#### [The request]
Locate the word "blue" in the entries below, then gather every line that holds it.

#### [Entries provided]
++++++
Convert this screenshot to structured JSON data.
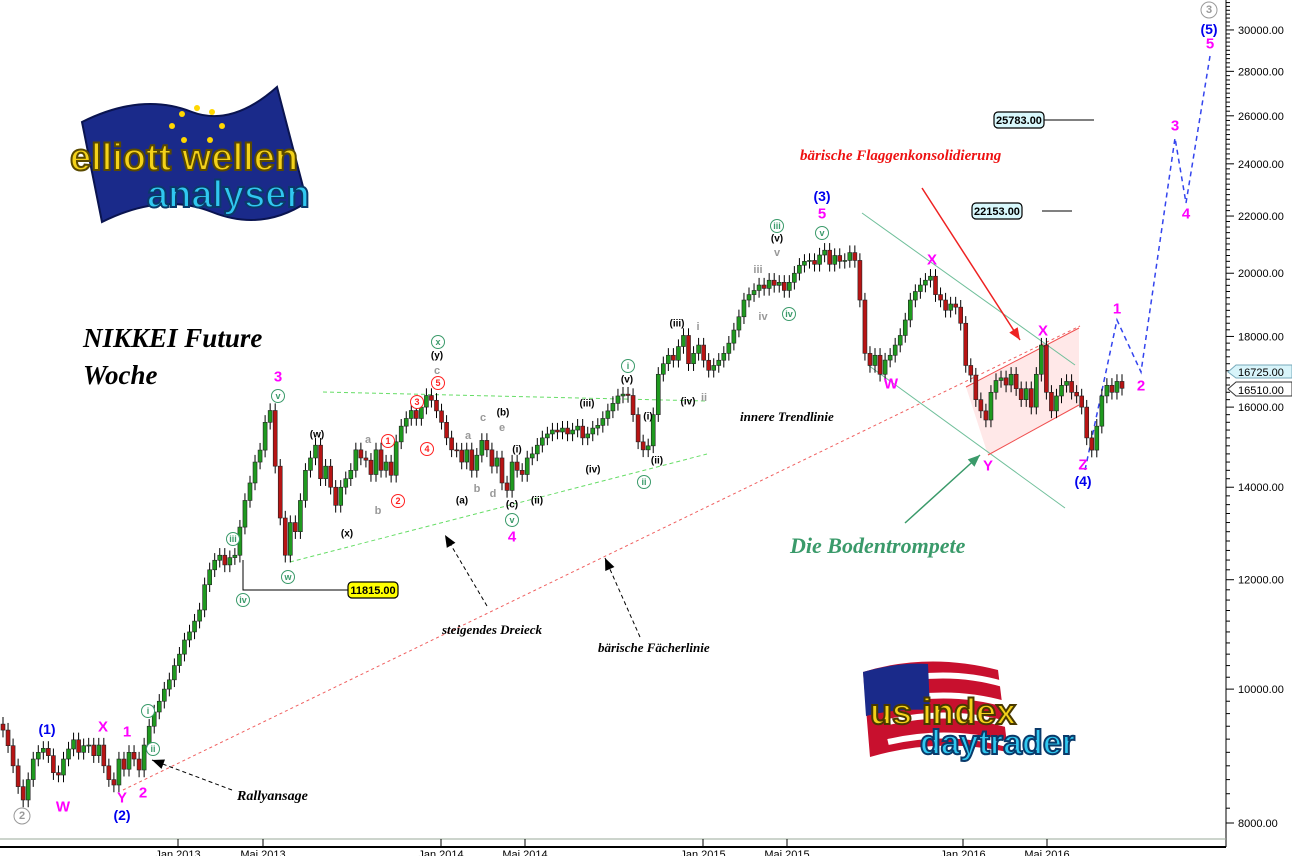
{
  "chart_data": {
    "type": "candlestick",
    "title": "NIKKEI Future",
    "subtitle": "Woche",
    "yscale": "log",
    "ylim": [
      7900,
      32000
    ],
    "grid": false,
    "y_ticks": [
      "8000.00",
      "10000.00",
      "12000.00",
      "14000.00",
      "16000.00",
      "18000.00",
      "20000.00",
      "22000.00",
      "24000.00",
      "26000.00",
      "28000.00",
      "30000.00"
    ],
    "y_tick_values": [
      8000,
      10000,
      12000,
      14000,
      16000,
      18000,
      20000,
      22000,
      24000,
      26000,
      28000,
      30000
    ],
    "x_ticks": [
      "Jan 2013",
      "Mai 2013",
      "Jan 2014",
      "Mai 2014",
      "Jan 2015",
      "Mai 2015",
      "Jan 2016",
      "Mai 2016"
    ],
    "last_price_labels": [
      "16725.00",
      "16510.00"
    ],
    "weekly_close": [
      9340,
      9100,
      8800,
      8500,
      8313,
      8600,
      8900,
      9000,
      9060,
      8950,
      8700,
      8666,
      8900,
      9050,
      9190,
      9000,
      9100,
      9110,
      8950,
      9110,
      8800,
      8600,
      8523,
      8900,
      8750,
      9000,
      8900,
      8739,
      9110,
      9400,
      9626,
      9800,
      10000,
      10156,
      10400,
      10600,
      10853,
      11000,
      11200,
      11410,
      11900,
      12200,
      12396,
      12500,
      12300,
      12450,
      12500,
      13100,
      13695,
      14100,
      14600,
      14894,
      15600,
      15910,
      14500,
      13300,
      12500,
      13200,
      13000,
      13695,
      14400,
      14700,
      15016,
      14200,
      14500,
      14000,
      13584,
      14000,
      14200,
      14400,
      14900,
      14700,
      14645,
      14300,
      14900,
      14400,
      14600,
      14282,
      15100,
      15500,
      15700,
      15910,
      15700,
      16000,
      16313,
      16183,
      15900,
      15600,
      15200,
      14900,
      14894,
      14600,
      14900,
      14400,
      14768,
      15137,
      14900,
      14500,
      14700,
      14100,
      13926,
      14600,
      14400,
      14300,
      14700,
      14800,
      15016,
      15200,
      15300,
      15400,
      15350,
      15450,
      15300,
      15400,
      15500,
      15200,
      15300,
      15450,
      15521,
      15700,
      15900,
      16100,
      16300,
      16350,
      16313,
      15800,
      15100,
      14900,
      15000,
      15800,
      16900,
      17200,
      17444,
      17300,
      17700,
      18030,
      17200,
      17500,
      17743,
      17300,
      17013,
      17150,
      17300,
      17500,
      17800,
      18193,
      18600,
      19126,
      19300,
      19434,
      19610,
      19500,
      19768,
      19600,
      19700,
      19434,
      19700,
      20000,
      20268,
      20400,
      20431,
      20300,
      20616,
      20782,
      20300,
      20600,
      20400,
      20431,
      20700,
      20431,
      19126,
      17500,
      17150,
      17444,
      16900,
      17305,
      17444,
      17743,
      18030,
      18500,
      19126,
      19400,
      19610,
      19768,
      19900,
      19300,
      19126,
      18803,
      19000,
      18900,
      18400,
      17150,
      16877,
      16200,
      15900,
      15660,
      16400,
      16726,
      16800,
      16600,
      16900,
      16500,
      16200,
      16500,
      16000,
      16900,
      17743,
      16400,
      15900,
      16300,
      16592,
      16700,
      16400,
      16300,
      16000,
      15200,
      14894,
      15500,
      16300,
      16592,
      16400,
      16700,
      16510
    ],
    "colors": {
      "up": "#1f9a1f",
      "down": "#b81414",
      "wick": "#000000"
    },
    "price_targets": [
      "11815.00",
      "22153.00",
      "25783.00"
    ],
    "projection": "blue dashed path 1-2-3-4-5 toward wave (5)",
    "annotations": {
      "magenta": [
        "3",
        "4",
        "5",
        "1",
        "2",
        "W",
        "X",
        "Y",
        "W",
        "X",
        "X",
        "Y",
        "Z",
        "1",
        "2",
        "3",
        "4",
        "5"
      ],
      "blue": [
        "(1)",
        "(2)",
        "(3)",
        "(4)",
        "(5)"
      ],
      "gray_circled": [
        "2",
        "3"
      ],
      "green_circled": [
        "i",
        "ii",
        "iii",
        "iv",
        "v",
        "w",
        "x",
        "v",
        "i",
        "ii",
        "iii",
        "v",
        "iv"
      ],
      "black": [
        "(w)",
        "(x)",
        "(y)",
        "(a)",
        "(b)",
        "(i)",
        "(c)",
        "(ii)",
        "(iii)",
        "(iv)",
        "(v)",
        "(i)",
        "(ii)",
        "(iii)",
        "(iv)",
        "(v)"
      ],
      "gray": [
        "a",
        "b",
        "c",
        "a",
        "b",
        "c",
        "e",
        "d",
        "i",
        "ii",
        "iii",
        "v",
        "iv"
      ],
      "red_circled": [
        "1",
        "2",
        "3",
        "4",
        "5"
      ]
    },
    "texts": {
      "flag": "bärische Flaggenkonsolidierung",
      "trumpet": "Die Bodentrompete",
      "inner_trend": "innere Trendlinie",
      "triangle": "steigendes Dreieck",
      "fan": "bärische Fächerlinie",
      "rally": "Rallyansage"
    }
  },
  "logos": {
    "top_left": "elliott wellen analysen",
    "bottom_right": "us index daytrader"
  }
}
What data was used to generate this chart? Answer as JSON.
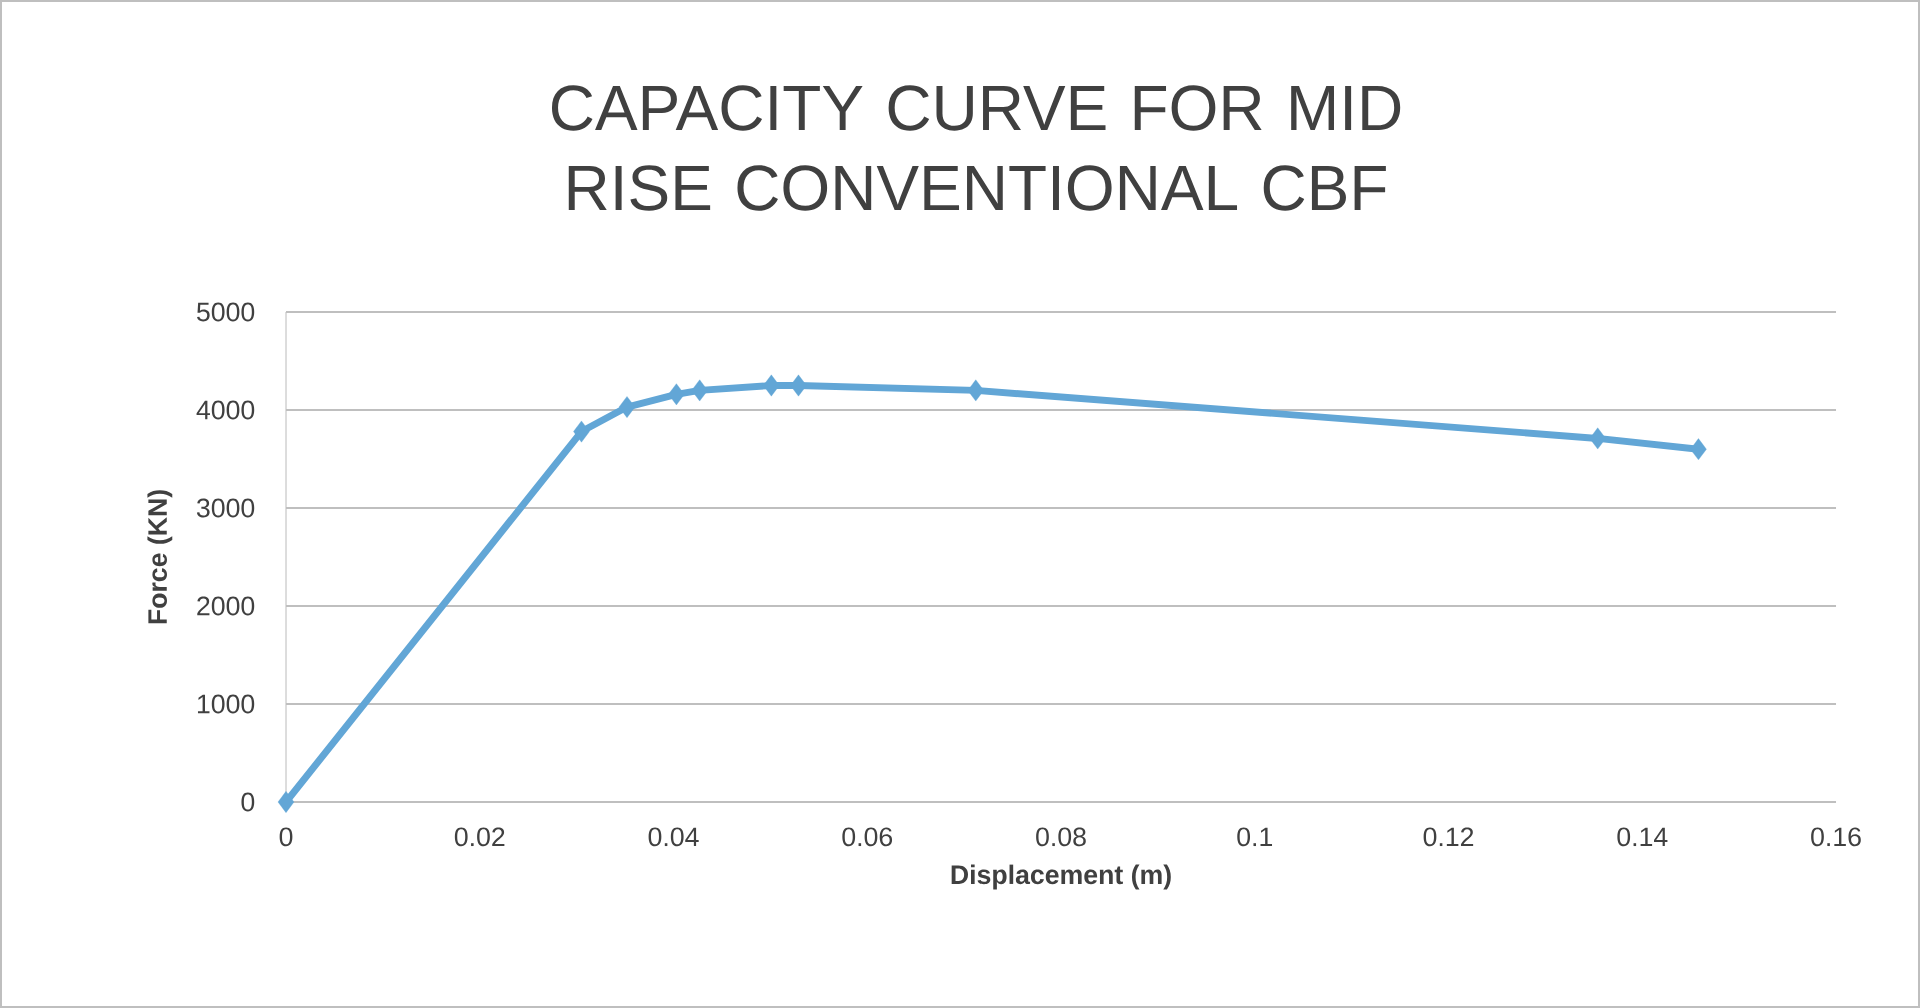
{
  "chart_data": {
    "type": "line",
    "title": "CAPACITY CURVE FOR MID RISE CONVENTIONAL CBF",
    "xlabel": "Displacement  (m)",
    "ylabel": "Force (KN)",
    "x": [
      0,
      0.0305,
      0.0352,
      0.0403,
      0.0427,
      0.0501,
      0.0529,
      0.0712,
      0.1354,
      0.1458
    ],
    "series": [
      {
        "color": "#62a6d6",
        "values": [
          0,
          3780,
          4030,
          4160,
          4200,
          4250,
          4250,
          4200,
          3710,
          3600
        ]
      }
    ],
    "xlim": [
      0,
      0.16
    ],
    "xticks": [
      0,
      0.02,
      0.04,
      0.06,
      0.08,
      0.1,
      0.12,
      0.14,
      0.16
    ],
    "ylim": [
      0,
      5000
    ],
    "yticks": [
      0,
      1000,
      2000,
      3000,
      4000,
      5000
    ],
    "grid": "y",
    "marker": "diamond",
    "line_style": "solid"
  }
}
++++++
#### [Task answer]
    "projection": "blue dashed path 1-2-3-4-5 toward wave (5)",
      "blue": [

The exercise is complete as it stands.